**Problem requirements**
Below are some entries; can you quote all of them exactly?

[Recorded data]
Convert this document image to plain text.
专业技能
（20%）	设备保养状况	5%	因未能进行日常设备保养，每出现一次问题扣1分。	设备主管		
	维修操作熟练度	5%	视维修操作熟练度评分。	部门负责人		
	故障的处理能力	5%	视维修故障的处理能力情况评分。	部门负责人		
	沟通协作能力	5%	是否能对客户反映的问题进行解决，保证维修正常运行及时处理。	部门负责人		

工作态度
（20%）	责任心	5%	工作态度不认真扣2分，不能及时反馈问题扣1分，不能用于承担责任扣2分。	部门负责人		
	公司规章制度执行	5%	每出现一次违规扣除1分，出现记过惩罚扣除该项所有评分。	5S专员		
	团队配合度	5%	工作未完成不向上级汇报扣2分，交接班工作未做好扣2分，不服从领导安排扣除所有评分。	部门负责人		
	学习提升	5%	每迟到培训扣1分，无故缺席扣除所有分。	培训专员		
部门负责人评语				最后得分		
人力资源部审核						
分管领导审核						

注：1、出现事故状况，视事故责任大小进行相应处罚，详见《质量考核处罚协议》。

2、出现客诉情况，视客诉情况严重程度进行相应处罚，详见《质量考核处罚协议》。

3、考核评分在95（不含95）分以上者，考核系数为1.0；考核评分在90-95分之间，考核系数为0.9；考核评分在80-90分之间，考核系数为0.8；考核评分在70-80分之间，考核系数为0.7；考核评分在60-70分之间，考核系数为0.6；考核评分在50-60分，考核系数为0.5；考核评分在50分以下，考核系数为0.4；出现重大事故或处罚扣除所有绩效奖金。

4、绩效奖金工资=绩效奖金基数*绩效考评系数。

**The reply**
Convert this document image to plain text.
专业技能
（20%）	设备保养状况	5%	因未能进行日常设备保养，每出现一次问题扣1分。	设备主管		
	维修操作熟练度	5%	视维修操作熟练度评分。	部门负责人		
	故障的处理能力	5%	视维修故障的处理能力情况评分。	部门负责人		
	沟通协作能力	5%	是否能对客户反映的问题进行解决，保证维修正常运行及时处理。	部门负责人		

工作态度
（20%）	责任心	5%	工作态度不认真扣2分，不能及时反馈问题扣1分，不能用于承担责任扣2分。	部门负责人		
	公司规章制度执行	5%	每出现一次违规扣除1分，出现记过惩罚扣除该项所有评分。	5S专员		
	团队配合度	5%	工作未完成不向上级汇报扣2分，交接班工作未做好扣2分，不服从领导安排扣除所有评分。	部门负责人		
	学习提升	5%	每迟到培训扣1分，无故缺席扣除所有分。	培训专员		
部门负责人评语				最后得分		
人力资源部审核						
分管领导审核						

注：1、出现事故状况，视事故责任大小进行相应处罚，详见《质量考核处罚协议》。

2、出现客诉情况，视客诉情况严重程度进行相应处罚，详见《质量考核处罚协议》。

3、考核评分在95（不含95）分以上者，考核系数为1.0；考核评分在90-95分之间，考核系数为0.9；考核评分在80-90分之间，考核系数为0.8；考核评分在70-80分之间，考核系数为0.7；考核评分在60-70分之间，考核系数为0.6；考核评分在50-60分，考核系数为0.5；考核评分在50分以下，考核系数为0.4；出现重大事故或处罚扣除所有绩效奖金。

4、绩效奖金工资=绩效奖金基数*绩效考评系数。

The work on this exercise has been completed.